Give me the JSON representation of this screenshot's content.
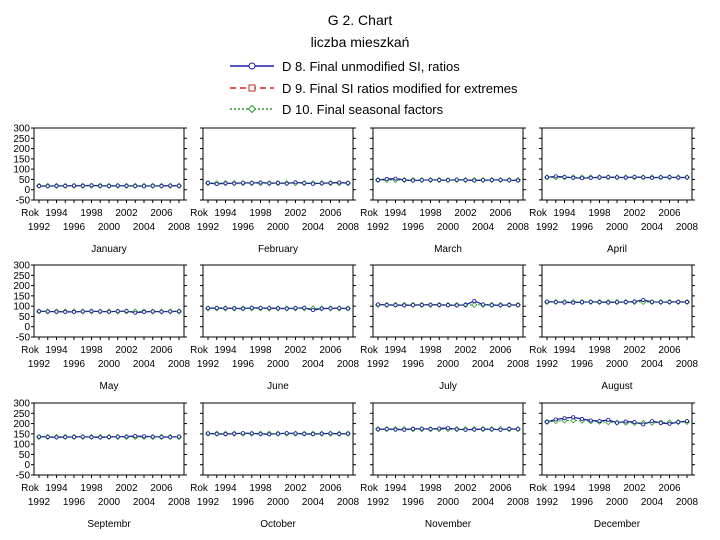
{
  "chart_data": {
    "type": "line",
    "title": "G 2. Chart",
    "subtitle": "liczba mieszkań",
    "legend": {
      "placement": "top",
      "entries": [
        {
          "label": "D 8. Final unmodified SI, ratios",
          "color": "#1a1aa6",
          "marker": "circle",
          "dash": "solid"
        },
        {
          "label": "D 9. Final SI ratios modified for extremes",
          "color": "#d42020",
          "marker": "square",
          "dash": "dashed"
        },
        {
          "label": "D 10. Final seasonal factors",
          "color": "#2e9a2e",
          "marker": "diamond",
          "dash": "dotted"
        }
      ]
    },
    "grid": false,
    "ylim": [
      -50,
      300
    ],
    "y_ticks": [
      "300",
      "250",
      "200",
      "150",
      "100",
      "50",
      "0",
      "-50"
    ],
    "x_label": "Rok",
    "x_ticks_top": [
      "1994",
      "1998",
      "2002",
      "2006"
    ],
    "x_ticks_bottom": [
      "1992",
      "1996",
      "2000",
      "2004",
      "2008"
    ],
    "x": [
      1992,
      1993,
      1994,
      1995,
      1996,
      1997,
      1998,
      1999,
      2000,
      2001,
      2002,
      2003,
      2004,
      2005,
      2006,
      2007,
      2008
    ],
    "panels": [
      {
        "label": "January",
        "d8": [
          18,
          17,
          19,
          18,
          20,
          19,
          21,
          19,
          18,
          20,
          19,
          18,
          17,
          19,
          18,
          20,
          19
        ],
        "d10": [
          19,
          19,
          19,
          19,
          19,
          19,
          19,
          19,
          19,
          19,
          19,
          19,
          19,
          19,
          19,
          19,
          19
        ]
      },
      {
        "label": "February",
        "d8": [
          33,
          28,
          31,
          30,
          34,
          32,
          35,
          31,
          33,
          30,
          36,
          32,
          29,
          31,
          33,
          35,
          32
        ],
        "d10": [
          32,
          32,
          32,
          32,
          32,
          32,
          32,
          32,
          32,
          32,
          32,
          32,
          32,
          32,
          32,
          32,
          32
        ]
      },
      {
        "label": "March",
        "d8": [
          47,
          52,
          54,
          47,
          45,
          46,
          48,
          47,
          46,
          49,
          47,
          45,
          46,
          47,
          48,
          46,
          45
        ],
        "d10": [
          47,
          47,
          47,
          47,
          47,
          47,
          47,
          47,
          47,
          47,
          47,
          47,
          47,
          47,
          47,
          47,
          47
        ]
      },
      {
        "label": "April",
        "d8": [
          60,
          65,
          62,
          58,
          56,
          58,
          60,
          61,
          60,
          59,
          62,
          60,
          58,
          60,
          61,
          59,
          60
        ],
        "d10": [
          60,
          60,
          60,
          60,
          60,
          60,
          60,
          60,
          60,
          60,
          60,
          60,
          60,
          60,
          60,
          60,
          60
        ]
      },
      {
        "label": "May",
        "d8": [
          75,
          74,
          73,
          72,
          72,
          74,
          75,
          74,
          73,
          75,
          76,
          68,
          72,
          74,
          73,
          74,
          75
        ],
        "d10": [
          74,
          74,
          74,
          74,
          74,
          74,
          74,
          74,
          74,
          74,
          74,
          74,
          74,
          74,
          74,
          74,
          74
        ]
      },
      {
        "label": "June",
        "d8": [
          90,
          91,
          90,
          89,
          88,
          92,
          91,
          90,
          89,
          88,
          90,
          92,
          81,
          88,
          89,
          90,
          88
        ],
        "d10": [
          89,
          89,
          89,
          89,
          89,
          89,
          89,
          89,
          89,
          89,
          89,
          89,
          89,
          89,
          89,
          89,
          89
        ]
      },
      {
        "label": "July",
        "d8": [
          108,
          106,
          105,
          104,
          105,
          106,
          107,
          106,
          105,
          104,
          106,
          125,
          108,
          105,
          104,
          106,
          105
        ],
        "d10": [
          106,
          106,
          106,
          106,
          106,
          106,
          106,
          106,
          106,
          106,
          106,
          106,
          106,
          106,
          106,
          106,
          106
        ]
      },
      {
        "label": "August",
        "d8": [
          122,
          120,
          118,
          117,
          119,
          121,
          120,
          118,
          119,
          120,
          122,
          130,
          121,
          119,
          120,
          121,
          120
        ],
        "d10": [
          120,
          120,
          120,
          120,
          120,
          120,
          120,
          120,
          120,
          120,
          120,
          120,
          120,
          120,
          120,
          120,
          120
        ]
      },
      {
        "label": "Septembr",
        "d8": [
          136,
          135,
          133,
          134,
          135,
          136,
          134,
          133,
          135,
          136,
          137,
          139,
          138,
          136,
          135,
          134,
          136
        ],
        "d10": [
          135,
          135,
          135,
          135,
          135,
          135,
          135,
          135,
          135,
          135,
          135,
          135,
          135,
          135,
          135,
          135,
          135
        ]
      },
      {
        "label": "October",
        "d8": [
          152,
          150,
          149,
          151,
          153,
          152,
          150,
          148,
          151,
          153,
          152,
          150,
          149,
          151,
          152,
          150,
          151
        ],
        "d10": [
          151,
          151,
          151,
          151,
          151,
          151,
          151,
          151,
          151,
          151,
          151,
          151,
          151,
          151,
          151,
          151,
          151
        ]
      },
      {
        "label": "November",
        "d8": [
          172,
          173,
          171,
          170,
          174,
          175,
          173,
          176,
          178,
          172,
          170,
          171,
          173,
          172,
          170,
          174,
          173
        ],
        "d10": [
          173,
          173,
          173,
          173,
          173,
          173,
          173,
          173,
          173,
          173,
          173,
          173,
          173,
          173,
          173,
          173,
          173
        ]
      },
      {
        "label": "December",
        "d8": [
          208,
          220,
          226,
          231,
          222,
          215,
          212,
          218,
          204,
          210,
          207,
          196,
          212,
          203,
          199,
          207,
          212
        ],
        "d10": [
          208,
          212,
          215,
          216,
          214,
          211,
          209,
          207,
          205,
          204,
          203,
          203,
          204,
          205,
          206,
          207,
          208
        ]
      }
    ]
  }
}
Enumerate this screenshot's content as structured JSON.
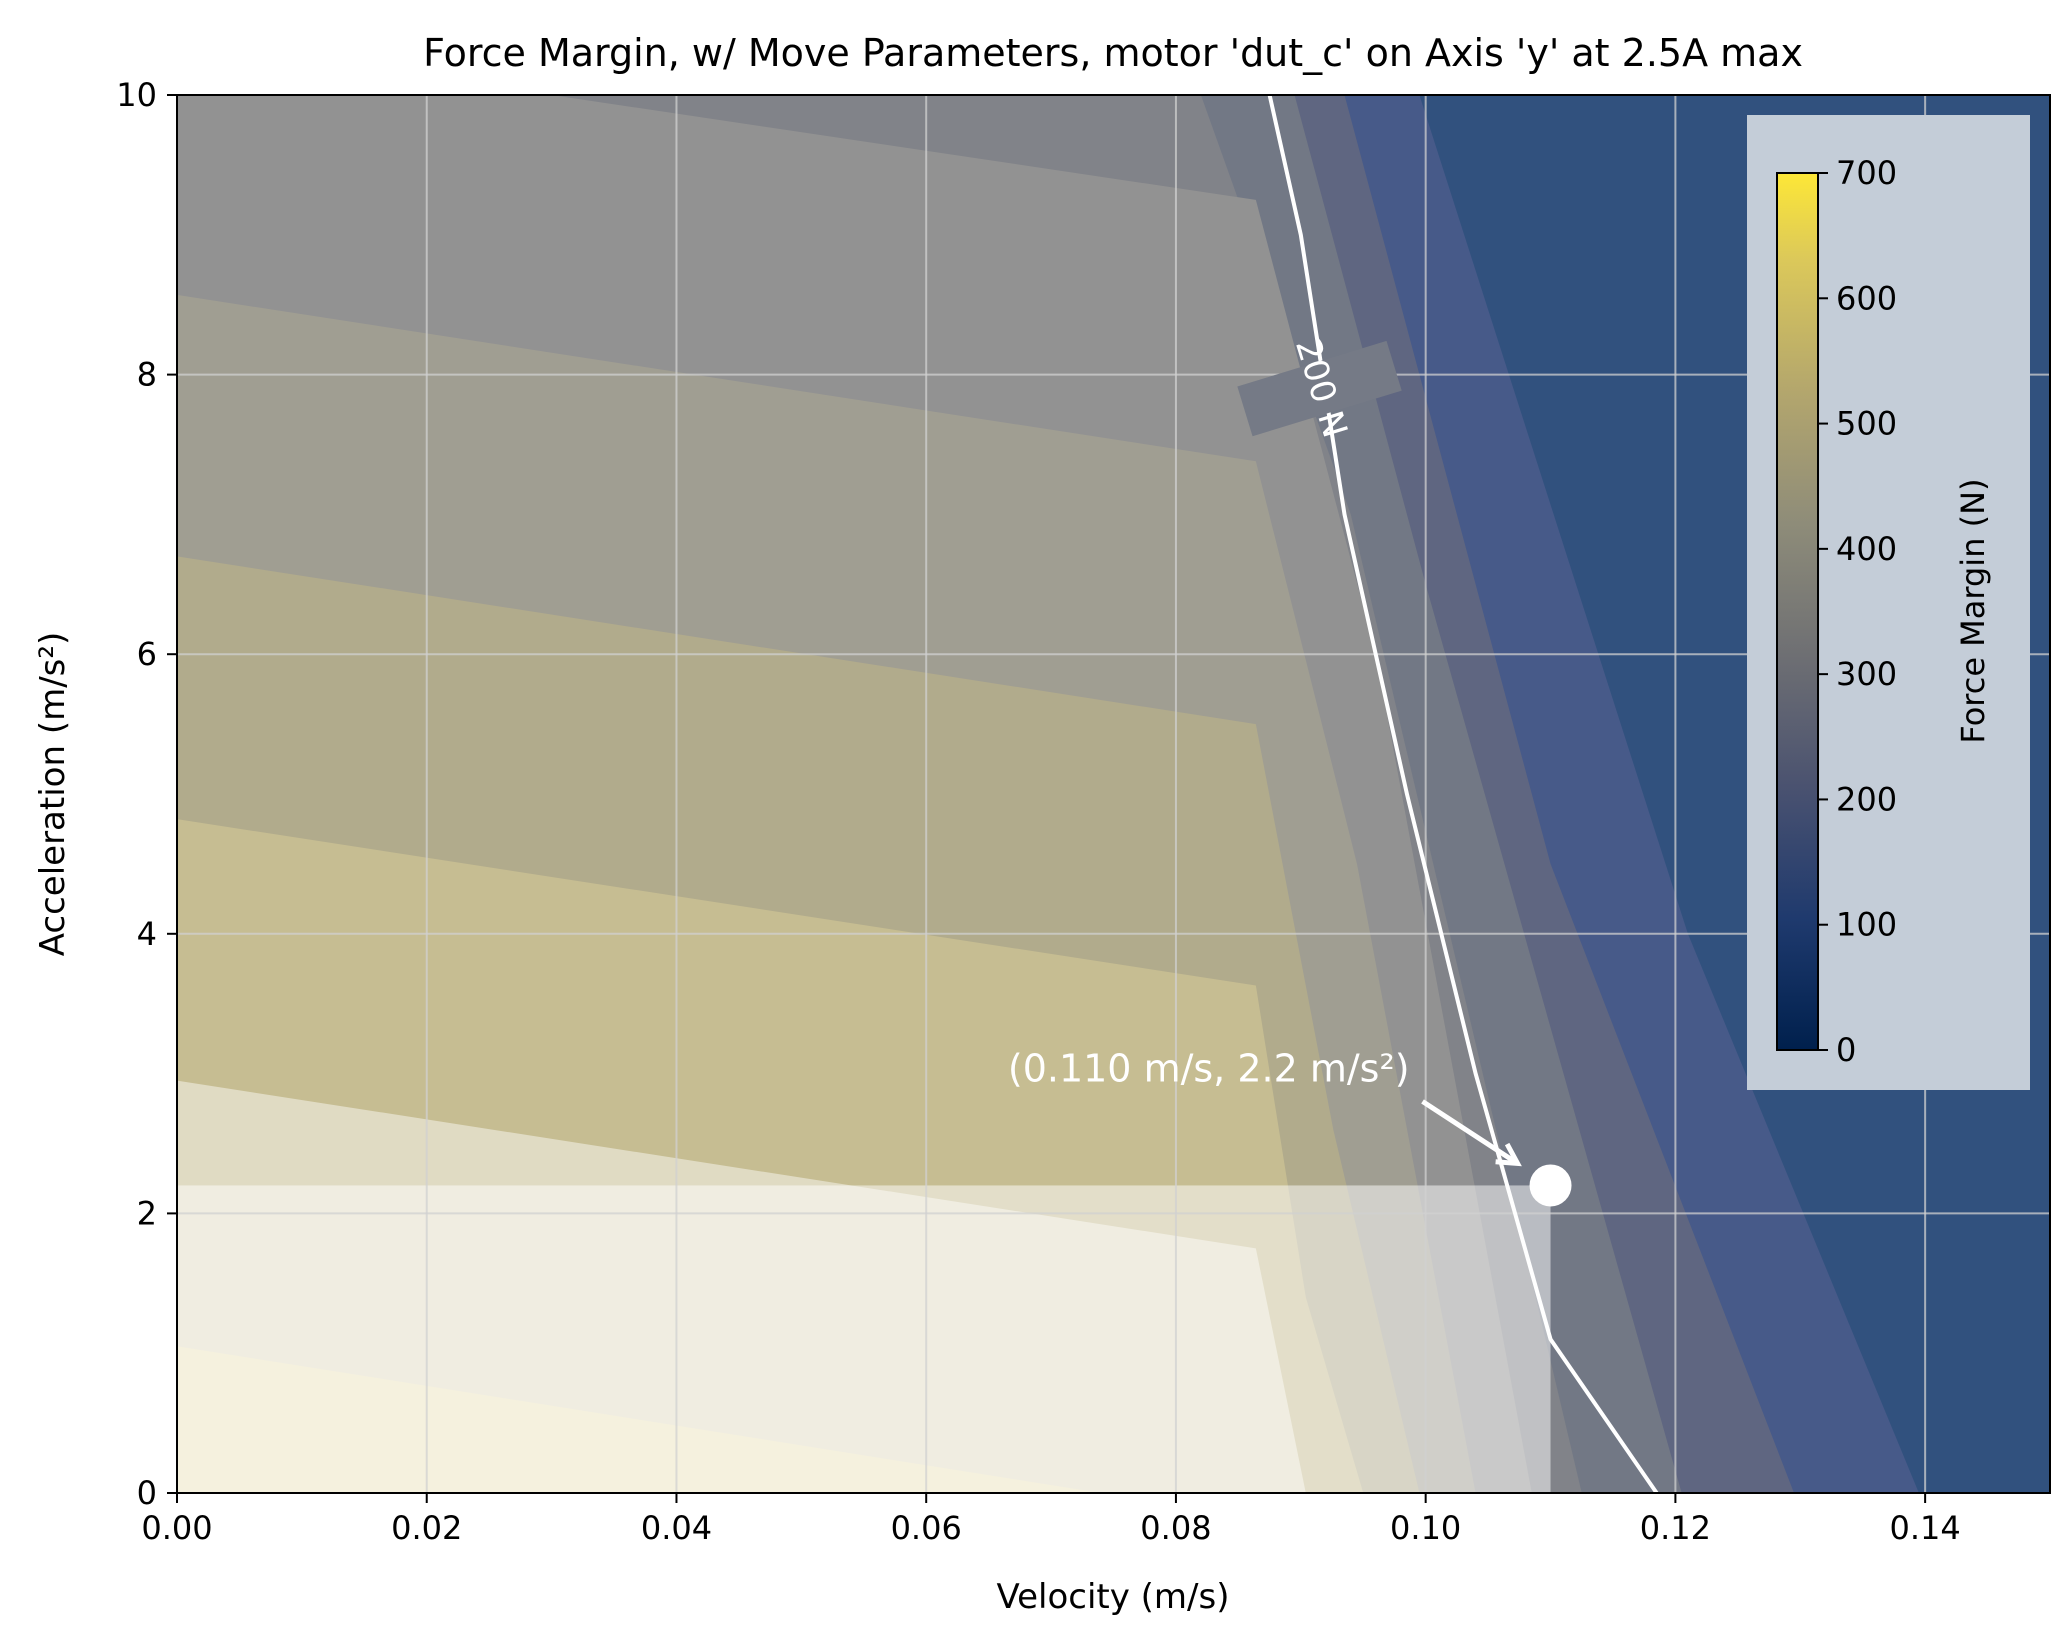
{
  "chart_data": {
    "type": "contourf",
    "title": "Force Margin, w/ Move Parameters, motor 'dut_c' on Axis 'y' at 2.5A max",
    "xlabel": "Velocity (m/s)",
    "ylabel": "Acceleration (m/s²)",
    "xlim": [
      0.0,
      0.15
    ],
    "ylim": [
      0,
      10
    ],
    "xticks": [
      "0.00",
      "0.02",
      "0.04",
      "0.06",
      "0.08",
      "0.10",
      "0.12",
      "0.14"
    ],
    "yticks": [
      "0",
      "2",
      "4",
      "6",
      "8",
      "10"
    ],
    "grid": true,
    "colormap": "cividis",
    "colorbar": {
      "label": "Force Margin (N)",
      "range": [
        0,
        700
      ],
      "ticks": [
        "0",
        "100",
        "200",
        "300",
        "400",
        "500",
        "600",
        "700"
      ],
      "placement": "top-right"
    },
    "bands": [
      {
        "level": 660,
        "color": "#ebe2bc",
        "boundary": [
          [
            0.0,
            1.05
          ],
          [
            0.074,
            0.0
          ]
        ]
      },
      {
        "level": 600,
        "color": "#e0dbc3",
        "boundary": [
          [
            0.0,
            2.95
          ],
          [
            0.0864,
            1.75
          ],
          [
            0.0904,
            0.0
          ]
        ]
      },
      {
        "level": 540,
        "color": "#c6bd92",
        "boundary": [
          [
            0.0,
            4.82
          ],
          [
            0.0864,
            3.63
          ],
          [
            0.0904,
            1.4
          ],
          [
            0.095,
            0.0
          ]
        ]
      },
      {
        "level": 480,
        "color": "#b1ab8c",
        "boundary": [
          [
            0.0,
            6.7
          ],
          [
            0.0864,
            5.5
          ],
          [
            0.0926,
            2.6
          ],
          [
            0.0995,
            0.0
          ]
        ]
      },
      {
        "level": 420,
        "color": "#a09e92",
        "boundary": [
          [
            0.0,
            8.57
          ],
          [
            0.0864,
            7.38
          ],
          [
            0.0945,
            4.5
          ],
          [
            0.104,
            0.0
          ]
        ]
      },
      {
        "level": 360,
        "color": "#929292",
        "boundary": [
          [
            0.03,
            10.0
          ],
          [
            0.0864,
            9.25
          ],
          [
            0.096,
            6.0
          ],
          [
            0.1085,
            0.0
          ]
        ]
      },
      {
        "level": 300,
        "color": "#818389",
        "boundary": [
          [
            0.082,
            10.0
          ],
          [
            0.094,
            7.0
          ],
          [
            0.1125,
            0.0
          ]
        ]
      },
      {
        "level": 240,
        "color": "#727885",
        "boundary": [
          [
            0.0895,
            10.0
          ],
          [
            0.1,
            6.5
          ],
          [
            0.1205,
            0.0
          ]
        ]
      },
      {
        "level": 180,
        "color": "#5f6681",
        "boundary": [
          [
            0.0935,
            10.0
          ],
          [
            0.11,
            4.5
          ],
          [
            0.1295,
            0.0
          ]
        ]
      },
      {
        "level": 120,
        "color": "#475a89",
        "boundary": [
          [
            0.0995,
            10.0
          ],
          [
            0.121,
            4.0
          ],
          [
            0.1395,
            0.0
          ]
        ]
      },
      {
        "level": 60,
        "color": "#31517e",
        "boundary": [
          [
            0.15,
            10.0
          ],
          [
            0.15,
            0.0
          ]
        ]
      }
    ],
    "contour_line": {
      "label": "200 N",
      "points": [
        [
          0.0875,
          10.0
        ],
        [
          0.09,
          9.0
        ],
        [
          0.0935,
          7.0
        ],
        [
          0.0985,
          5.0
        ],
        [
          0.104,
          3.0
        ],
        [
          0.11,
          1.1
        ],
        [
          0.1185,
          0.0
        ]
      ],
      "color": "#ffffff"
    },
    "operating_point": {
      "x": 0.11,
      "y": 2.2,
      "label": "(0.110 m/s, 2.2 m/s²)",
      "region_fill": "#ffffff",
      "region_opacity": 0.5
    }
  }
}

__What to work on__
Using the material above, copy every line in which the string "ratios" occurs.

__Output for this exercise__
          "label": "D 8. Final unmodified SI, ratios",
          "label": "D 9. Final SI ratios modified for extremes",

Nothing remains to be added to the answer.